Records provided:
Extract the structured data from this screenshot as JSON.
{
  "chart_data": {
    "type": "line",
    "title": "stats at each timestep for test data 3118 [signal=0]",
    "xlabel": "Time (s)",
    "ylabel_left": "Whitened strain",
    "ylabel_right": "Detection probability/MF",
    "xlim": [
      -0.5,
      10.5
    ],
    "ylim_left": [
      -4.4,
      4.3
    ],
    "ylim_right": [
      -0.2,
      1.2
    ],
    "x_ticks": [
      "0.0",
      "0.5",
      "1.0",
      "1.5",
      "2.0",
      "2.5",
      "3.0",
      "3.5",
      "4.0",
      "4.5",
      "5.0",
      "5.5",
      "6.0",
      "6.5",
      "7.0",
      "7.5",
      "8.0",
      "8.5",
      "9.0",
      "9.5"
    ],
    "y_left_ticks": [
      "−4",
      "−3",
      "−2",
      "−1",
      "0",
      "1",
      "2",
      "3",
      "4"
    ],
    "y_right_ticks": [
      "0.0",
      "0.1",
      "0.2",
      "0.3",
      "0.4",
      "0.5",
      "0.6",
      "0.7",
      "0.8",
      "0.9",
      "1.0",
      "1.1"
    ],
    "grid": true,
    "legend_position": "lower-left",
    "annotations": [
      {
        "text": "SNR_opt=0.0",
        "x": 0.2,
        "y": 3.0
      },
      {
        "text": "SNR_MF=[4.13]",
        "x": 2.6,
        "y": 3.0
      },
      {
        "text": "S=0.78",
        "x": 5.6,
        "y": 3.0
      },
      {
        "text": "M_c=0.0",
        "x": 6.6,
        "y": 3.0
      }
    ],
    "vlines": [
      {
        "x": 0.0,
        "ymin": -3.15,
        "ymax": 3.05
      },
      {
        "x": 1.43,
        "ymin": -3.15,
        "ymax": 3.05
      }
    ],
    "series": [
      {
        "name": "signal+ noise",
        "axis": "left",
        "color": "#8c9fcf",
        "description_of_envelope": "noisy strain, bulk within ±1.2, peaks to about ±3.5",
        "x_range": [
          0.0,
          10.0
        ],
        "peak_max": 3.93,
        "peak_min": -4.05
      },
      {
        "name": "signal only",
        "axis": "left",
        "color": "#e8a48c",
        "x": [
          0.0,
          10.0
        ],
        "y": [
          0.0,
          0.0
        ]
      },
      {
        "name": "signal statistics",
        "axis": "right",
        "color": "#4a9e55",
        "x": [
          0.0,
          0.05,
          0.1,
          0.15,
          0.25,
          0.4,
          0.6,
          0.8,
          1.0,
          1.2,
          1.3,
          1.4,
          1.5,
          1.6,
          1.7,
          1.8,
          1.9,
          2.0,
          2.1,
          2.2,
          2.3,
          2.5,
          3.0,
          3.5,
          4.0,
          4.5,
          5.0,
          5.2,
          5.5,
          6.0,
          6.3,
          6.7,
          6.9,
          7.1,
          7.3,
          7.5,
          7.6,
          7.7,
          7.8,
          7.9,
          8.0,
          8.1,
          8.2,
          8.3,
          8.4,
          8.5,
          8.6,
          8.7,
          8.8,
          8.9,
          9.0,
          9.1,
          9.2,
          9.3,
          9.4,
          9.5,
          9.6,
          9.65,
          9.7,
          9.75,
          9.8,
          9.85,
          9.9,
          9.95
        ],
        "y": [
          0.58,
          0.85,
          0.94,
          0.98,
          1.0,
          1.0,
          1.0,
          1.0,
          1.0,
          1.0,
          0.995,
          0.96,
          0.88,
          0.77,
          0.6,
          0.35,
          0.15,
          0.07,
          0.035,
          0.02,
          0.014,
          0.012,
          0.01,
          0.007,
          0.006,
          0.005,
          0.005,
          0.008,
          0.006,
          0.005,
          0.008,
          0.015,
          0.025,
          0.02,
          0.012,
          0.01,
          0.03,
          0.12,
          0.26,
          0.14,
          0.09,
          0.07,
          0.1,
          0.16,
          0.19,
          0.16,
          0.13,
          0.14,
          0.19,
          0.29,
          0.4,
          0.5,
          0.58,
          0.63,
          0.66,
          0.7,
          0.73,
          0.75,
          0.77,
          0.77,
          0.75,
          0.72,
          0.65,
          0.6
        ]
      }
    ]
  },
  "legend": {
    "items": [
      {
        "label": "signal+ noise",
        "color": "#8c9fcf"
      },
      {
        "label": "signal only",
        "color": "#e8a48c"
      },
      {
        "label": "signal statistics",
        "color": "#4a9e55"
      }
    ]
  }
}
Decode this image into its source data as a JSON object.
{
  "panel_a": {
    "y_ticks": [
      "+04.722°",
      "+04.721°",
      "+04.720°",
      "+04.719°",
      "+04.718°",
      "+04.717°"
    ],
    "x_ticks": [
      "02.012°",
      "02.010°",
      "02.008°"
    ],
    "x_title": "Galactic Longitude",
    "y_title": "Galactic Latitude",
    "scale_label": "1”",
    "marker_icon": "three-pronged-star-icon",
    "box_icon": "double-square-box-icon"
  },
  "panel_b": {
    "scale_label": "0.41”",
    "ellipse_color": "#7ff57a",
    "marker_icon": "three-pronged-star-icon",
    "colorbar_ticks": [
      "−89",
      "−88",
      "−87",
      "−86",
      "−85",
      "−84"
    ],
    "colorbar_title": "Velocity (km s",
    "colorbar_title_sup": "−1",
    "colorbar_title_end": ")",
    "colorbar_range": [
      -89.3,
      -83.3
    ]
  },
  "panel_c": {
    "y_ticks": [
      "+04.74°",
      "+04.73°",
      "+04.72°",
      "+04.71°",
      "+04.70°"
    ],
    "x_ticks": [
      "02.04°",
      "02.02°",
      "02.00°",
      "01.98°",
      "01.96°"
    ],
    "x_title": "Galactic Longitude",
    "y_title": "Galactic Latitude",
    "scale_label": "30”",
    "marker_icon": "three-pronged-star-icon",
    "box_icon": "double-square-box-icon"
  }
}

Exercise: Word for word, restate all of the data shown above.

Exercise result:
Extract the structured data from this screenshot as JSON.
{
  "chart_data": {
    "type": "line",
    "title": "stats at each timestep for test data 3118 [signal=0]",
    "xlabel": "Time (s)",
    "ylabel_left": "Whitened strain",
    "ylabel_right": "Detection probability/MF",
    "xlim": [
      -0.5,
      10.5
    ],
    "ylim_left": [
      -4.4,
      4.3
    ],
    "ylim_right": [
      -0.2,
      1.2
    ],
    "x_ticks": [
      "0.0",
      "0.5",
      "1.0",
      "1.5",
      "2.0",
      "2.5",
      "3.0",
      "3.5",
      "4.0",
      "4.5",
      "5.0",
      "5.5",
      "6.0",
      "6.5",
      "7.0",
      "7.5",
      "8.0",
      "8.5",
      "9.0",
      "9.5"
    ],
    "y_left_ticks": [
      "−4",
      "−3",
      "−2",
      "−1",
      "0",
      "1",
      "2",
      "3",
      "4"
    ],
    "y_right_ticks": [
      "0.0",
      "0.1",
      "0.2",
      "0.3",
      "0.4",
      "0.5",
      "0.6",
      "0.7",
      "0.8",
      "0.9",
      "1.0",
      "1.1"
    ],
    "grid": true,
    "legend_position": "lower-left",
    "annotations": [
      {
        "text": "SNR_opt=0.0",
        "x": 0.2,
        "y": 3.0
      },
      {
        "text": "SNR_MF=[4.13]",
        "x": 2.6,
        "y": 3.0
      },
      {
        "text": "S=0.78",
        "x": 5.6,
        "y": 3.0
      },
      {
        "text": "M_c=0.0",
        "x": 6.6,
        "y": 3.0
      }
    ],
    "vlines": [
      {
        "x": 0.0,
        "ymin": -3.15,
        "ymax": 3.05
      },
      {
        "x": 1.43,
        "ymin": -3.15,
        "ymax": 3.05
      }
    ],
    "series": [
      {
        "name": "signal+ noise",
        "axis": "left",
        "color": "#8c9fcf",
        "description_of_envelope": "noisy strain, bulk within ±1.2, peaks to about ±3.5",
        "x_range": [
          0.0,
          10.0
        ],
        "peak_max": 3.93,
        "peak_min": -4.05
      },
      {
        "name": "signal only",
        "axis": "left",
        "color": "#e8a48c",
        "x": [
          0.0,
          10.0
        ],
        "y": [
          0.0,
          0.0
        ]
      },
      {
        "name": "signal statistics",
        "axis": "right",
        "color": "#4a9e55",
        "x": [
          0.0,
          0.05,
          0.1,
          0.15,
          0.25,
          0.4,
          0.6,
          0.8,
          1.0,
          1.2,
          1.3,
          1.4,
          1.5,
          1.6,
          1.7,
          1.8,
          1.9,
          2.0,
          2.1,
          2.2,
          2.3,
          2.5,
          3.0,
          3.5,
          4.0,
          4.5,
          5.0,
          5.2,
          5.5,
          6.0,
          6.3,
          6.7,
          6.9,
          7.1,
          7.3,
          7.5,
          7.6,
          7.7,
          7.8,
          7.9,
          8.0,
          8.1,
          8.2,
          8.3,
          8.4,
          8.5,
          8.6,
          8.7,
          8.8,
          8.9,
          9.0,
          9.1,
          9.2,
          9.3,
          9.4,
          9.5,
          9.6,
          9.65,
          9.7,
          9.75,
          9.8,
          9.85,
          9.9,
          9.95
        ],
        "y": [
          0.58,
          0.85,
          0.94,
          0.98,
          1.0,
          1.0,
          1.0,
          1.0,
          1.0,
          1.0,
          0.995,
          0.96,
          0.88,
          0.77,
          0.6,
          0.35,
          0.15,
          0.07,
          0.035,
          0.02,
          0.014,
          0.012,
          0.01,
          0.007,
          0.006,
          0.005,
          0.005,
          0.008,
          0.006,
          0.005,
          0.008,
          0.015,
          0.025,
          0.02,
          0.012,
          0.01,
          0.03,
          0.12,
          0.26,
          0.14,
          0.09,
          0.07,
          0.1,
          0.16,
          0.19,
          0.16,
          0.13,
          0.14,
          0.19,
          0.29,
          0.4,
          0.5,
          0.58,
          0.63,
          0.66,
          0.7,
          0.73,
          0.75,
          0.77,
          0.77,
          0.75,
          0.72,
          0.65,
          0.6
        ]
      }
    ]
  },
  "legend": {
    "items": [
      {
        "label": "signal+ noise",
        "color": "#8c9fcf"
      },
      {
        "label": "signal only",
        "color": "#e8a48c"
      },
      {
        "label": "signal statistics",
        "color": "#4a9e55"
      }
    ]
  }
}
Decode this image into its source data as a JSON object.
{
  "panel_a": {
    "y_ticks": [
      "+04.722°",
      "+04.721°",
      "+04.720°",
      "+04.719°",
      "+04.718°",
      "+04.717°"
    ],
    "x_ticks": [
      "02.012°",
      "02.010°",
      "02.008°"
    ],
    "x_title": "Galactic Longitude",
    "y_title": "Galactic Latitude",
    "scale_label": "1”",
    "marker_icon": "three-pronged-star-icon",
    "box_icon": "double-square-box-icon"
  },
  "panel_b": {
    "scale_label": "0.41”",
    "ellipse_color": "#7ff57a",
    "marker_icon": "three-pronged-star-icon",
    "colorbar_ticks": [
      "−89",
      "−88",
      "−87",
      "−86",
      "−85",
      "−84"
    ],
    "colorbar_title": "Velocity (km s",
    "colorbar_title_sup": "−1",
    "colorbar_title_end": ")",
    "colorbar_range": [
      -89.3,
      -83.3
    ]
  },
  "panel_c": {
    "y_ticks": [
      "+04.74°",
      "+04.73°",
      "+04.72°",
      "+04.71°",
      "+04.70°"
    ],
    "x_ticks": [
      "02.04°",
      "02.02°",
      "02.00°",
      "01.98°",
      "01.96°"
    ],
    "x_title": "Galactic Longitude",
    "y_title": "Galactic Latitude",
    "scale_label": "30”",
    "marker_icon": "three-pronged-star-icon",
    "box_icon": "double-square-box-icon"
  }
}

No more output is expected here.